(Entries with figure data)
[Start]

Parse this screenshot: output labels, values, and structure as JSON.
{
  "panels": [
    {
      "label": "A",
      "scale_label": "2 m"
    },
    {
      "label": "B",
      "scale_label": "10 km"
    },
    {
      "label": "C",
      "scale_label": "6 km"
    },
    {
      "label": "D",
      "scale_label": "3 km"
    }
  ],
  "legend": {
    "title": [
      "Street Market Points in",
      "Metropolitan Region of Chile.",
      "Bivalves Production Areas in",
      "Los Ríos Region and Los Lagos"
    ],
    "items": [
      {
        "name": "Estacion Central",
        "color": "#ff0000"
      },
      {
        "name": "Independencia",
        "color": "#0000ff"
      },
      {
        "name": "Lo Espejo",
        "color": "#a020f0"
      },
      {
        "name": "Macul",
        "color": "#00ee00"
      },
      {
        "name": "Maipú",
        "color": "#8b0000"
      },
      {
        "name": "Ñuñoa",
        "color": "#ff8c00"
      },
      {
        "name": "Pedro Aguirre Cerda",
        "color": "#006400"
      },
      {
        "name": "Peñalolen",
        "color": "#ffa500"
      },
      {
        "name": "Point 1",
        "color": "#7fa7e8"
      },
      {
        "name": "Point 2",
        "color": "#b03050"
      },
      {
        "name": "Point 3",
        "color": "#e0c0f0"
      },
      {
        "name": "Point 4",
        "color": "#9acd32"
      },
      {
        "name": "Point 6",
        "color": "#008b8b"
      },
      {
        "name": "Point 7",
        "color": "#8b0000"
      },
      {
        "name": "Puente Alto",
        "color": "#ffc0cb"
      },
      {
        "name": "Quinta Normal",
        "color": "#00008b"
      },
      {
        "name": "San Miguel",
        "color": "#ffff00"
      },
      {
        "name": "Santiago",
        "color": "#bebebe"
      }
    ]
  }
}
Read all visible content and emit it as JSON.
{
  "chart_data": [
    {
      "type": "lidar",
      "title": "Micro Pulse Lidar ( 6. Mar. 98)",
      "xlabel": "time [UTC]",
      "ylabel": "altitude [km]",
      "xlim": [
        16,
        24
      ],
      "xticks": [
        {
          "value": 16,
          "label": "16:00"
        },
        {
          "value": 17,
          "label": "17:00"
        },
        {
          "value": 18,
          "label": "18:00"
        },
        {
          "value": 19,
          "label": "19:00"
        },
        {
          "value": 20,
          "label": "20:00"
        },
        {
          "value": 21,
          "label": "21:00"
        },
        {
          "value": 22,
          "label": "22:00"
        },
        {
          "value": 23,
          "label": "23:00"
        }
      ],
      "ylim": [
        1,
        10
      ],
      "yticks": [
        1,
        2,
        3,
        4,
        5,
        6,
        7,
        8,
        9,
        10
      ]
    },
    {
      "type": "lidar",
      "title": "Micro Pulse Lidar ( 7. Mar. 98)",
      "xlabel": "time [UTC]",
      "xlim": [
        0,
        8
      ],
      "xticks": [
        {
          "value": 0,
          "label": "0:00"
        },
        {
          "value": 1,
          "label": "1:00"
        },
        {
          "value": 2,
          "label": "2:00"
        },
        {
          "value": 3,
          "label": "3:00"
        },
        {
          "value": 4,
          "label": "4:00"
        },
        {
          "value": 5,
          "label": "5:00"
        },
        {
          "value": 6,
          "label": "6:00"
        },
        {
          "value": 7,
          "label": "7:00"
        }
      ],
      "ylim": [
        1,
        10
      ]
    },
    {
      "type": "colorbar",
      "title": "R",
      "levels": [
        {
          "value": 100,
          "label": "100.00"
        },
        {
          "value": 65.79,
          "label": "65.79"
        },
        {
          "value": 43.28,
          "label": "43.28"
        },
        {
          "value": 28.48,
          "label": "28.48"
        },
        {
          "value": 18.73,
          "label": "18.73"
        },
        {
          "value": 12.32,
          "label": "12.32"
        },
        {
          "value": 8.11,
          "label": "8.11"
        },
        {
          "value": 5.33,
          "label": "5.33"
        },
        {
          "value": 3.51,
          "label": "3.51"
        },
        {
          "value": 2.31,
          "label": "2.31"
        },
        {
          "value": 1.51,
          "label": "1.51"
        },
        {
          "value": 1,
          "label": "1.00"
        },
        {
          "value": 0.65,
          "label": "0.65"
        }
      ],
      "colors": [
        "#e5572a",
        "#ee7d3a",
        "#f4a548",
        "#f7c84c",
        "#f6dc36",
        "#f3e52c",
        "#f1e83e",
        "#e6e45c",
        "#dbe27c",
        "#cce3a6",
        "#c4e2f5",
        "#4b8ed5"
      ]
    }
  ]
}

[End]

*What to do:* Check each line of the data above for the word "Region", then state how many lines have it. Give the number alone.

*Right answer:* 2